**The problem:** Copy out all the lines where "территории" shows up.

**Task inputs:**
--- begin ---

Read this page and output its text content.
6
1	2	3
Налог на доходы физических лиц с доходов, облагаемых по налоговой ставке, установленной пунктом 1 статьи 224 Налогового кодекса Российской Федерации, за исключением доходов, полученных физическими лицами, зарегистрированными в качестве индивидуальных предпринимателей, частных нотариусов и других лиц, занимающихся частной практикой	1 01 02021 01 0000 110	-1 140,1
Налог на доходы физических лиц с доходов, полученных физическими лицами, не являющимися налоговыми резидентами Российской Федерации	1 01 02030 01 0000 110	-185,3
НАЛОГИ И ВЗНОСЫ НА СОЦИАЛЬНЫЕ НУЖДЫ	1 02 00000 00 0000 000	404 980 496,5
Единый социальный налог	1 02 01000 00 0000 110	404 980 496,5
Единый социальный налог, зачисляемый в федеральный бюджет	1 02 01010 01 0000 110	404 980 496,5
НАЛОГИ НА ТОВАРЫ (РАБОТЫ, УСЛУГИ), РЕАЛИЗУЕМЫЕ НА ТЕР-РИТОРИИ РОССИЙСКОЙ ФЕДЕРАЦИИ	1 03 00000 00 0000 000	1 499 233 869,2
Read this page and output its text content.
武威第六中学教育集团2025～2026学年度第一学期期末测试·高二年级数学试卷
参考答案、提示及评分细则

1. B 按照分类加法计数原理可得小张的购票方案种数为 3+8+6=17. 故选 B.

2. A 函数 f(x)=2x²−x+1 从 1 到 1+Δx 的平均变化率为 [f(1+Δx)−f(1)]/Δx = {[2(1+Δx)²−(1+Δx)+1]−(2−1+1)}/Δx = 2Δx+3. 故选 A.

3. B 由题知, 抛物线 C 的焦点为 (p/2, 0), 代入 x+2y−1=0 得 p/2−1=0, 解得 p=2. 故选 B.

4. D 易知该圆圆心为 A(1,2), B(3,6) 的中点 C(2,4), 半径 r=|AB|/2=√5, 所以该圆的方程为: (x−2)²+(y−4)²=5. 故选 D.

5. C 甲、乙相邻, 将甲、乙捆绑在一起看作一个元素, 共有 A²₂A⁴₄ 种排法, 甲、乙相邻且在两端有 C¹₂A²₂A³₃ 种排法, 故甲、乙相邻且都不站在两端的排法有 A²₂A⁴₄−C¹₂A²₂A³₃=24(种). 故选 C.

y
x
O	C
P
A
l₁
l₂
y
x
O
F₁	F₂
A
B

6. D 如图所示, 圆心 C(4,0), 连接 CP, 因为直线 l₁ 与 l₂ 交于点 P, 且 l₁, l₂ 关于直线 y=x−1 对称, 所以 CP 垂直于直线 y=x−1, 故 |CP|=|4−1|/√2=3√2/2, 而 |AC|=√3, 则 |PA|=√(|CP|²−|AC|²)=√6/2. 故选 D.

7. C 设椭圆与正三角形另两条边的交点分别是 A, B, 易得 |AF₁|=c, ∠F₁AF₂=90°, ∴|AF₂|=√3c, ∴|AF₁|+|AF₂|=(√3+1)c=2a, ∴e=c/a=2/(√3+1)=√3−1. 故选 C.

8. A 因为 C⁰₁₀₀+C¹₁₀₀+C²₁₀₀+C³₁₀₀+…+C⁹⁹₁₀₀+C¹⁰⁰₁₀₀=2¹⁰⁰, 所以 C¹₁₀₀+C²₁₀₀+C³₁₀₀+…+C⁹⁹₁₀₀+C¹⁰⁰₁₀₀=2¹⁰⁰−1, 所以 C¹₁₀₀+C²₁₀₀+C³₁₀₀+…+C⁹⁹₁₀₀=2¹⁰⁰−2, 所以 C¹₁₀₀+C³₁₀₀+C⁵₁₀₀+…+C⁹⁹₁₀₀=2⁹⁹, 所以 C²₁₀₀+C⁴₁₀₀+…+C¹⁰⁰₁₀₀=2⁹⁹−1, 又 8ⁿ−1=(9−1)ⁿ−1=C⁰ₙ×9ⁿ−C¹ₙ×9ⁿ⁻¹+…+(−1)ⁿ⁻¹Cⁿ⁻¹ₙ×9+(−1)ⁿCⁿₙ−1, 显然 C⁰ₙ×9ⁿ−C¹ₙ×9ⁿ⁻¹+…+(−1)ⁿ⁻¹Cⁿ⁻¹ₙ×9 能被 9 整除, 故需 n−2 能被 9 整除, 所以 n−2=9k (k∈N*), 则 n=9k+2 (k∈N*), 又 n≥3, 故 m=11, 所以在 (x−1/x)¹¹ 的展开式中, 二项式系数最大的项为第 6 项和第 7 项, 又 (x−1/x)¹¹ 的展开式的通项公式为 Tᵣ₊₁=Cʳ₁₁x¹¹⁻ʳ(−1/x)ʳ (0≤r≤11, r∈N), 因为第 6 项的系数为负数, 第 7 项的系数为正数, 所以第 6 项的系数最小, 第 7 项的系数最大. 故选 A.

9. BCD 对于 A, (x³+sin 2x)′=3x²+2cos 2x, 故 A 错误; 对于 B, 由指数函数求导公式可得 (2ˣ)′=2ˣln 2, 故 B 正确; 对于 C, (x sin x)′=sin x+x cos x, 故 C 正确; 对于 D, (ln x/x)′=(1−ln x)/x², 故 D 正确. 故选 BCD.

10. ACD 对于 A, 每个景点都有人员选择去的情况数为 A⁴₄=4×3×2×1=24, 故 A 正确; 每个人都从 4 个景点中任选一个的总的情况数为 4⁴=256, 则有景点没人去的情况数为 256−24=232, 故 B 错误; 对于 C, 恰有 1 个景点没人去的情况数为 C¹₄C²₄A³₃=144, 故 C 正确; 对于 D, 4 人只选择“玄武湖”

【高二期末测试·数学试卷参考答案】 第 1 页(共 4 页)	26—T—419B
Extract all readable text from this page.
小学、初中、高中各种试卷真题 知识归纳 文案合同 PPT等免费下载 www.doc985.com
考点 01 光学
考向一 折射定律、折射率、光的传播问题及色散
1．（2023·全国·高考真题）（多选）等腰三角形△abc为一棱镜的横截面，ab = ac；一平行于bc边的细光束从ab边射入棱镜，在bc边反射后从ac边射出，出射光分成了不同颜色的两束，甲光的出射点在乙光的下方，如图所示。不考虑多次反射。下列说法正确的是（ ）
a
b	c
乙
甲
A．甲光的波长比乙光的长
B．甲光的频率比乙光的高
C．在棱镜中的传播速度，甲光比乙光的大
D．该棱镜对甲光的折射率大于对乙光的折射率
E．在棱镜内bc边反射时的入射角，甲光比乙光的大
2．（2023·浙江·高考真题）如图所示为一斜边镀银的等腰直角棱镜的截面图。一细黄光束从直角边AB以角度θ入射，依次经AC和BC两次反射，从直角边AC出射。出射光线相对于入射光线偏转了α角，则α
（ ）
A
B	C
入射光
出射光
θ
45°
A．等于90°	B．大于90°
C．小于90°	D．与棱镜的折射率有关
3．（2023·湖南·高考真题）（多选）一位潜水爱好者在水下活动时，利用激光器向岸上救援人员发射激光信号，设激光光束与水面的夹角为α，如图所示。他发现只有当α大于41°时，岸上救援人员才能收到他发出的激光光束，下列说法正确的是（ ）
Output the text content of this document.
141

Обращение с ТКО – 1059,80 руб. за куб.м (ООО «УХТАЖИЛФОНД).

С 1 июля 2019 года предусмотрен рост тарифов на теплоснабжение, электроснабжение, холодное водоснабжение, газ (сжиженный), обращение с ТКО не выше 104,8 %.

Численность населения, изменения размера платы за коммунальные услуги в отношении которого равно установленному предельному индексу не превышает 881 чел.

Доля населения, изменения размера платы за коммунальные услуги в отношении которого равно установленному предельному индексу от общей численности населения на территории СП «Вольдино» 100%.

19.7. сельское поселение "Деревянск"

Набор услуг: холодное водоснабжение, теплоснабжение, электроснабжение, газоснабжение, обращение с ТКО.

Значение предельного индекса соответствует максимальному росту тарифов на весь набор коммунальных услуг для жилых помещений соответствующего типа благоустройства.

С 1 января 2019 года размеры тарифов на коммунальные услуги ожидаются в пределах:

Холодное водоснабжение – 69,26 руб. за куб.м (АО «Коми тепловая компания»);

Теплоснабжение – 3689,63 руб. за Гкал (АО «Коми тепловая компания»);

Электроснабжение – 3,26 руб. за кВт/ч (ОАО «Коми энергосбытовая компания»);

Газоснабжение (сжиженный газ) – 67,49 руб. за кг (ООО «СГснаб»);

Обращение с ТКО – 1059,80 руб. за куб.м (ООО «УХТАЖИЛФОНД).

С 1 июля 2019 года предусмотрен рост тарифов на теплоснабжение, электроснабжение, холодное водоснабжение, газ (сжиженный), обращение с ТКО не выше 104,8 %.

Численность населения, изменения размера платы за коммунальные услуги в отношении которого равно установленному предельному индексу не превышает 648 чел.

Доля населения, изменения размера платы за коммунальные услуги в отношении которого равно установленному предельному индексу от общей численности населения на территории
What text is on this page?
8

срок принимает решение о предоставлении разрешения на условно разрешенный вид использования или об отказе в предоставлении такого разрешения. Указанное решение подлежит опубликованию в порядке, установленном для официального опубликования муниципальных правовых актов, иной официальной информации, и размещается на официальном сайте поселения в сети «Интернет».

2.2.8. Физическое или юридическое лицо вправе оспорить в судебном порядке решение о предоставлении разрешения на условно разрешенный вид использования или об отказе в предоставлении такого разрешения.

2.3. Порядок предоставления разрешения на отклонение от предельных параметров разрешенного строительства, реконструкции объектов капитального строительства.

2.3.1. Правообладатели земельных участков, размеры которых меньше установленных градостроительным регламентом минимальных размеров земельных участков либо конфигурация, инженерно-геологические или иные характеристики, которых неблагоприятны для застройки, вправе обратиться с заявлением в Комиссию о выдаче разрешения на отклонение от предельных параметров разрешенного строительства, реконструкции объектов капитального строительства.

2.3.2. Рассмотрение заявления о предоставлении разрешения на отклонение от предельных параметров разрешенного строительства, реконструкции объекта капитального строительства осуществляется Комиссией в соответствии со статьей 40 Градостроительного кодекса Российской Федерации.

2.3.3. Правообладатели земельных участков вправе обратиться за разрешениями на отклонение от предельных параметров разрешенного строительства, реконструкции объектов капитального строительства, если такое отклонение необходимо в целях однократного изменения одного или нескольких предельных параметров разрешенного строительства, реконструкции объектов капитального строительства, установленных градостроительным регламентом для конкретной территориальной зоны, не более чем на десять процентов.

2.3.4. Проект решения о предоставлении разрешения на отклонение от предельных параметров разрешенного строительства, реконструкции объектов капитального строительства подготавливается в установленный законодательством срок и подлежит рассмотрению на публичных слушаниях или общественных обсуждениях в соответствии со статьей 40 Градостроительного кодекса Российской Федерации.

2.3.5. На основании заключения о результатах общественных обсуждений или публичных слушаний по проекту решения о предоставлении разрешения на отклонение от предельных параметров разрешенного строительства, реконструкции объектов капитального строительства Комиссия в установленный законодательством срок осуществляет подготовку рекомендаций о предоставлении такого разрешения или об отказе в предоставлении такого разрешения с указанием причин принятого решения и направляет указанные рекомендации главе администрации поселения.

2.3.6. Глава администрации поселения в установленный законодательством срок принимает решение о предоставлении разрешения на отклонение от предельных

--- end ---

**Full output:**
Доля населения, изменения размера платы за коммунальные услуги в отношении которого равно установленному предельному индексу от общей численности населения на территории СП «Вольдино» 100%.
Доля населения, изменения размера платы за коммунальные услуги в отношении которого равно установленному предельному индексу от общей численности населения на территории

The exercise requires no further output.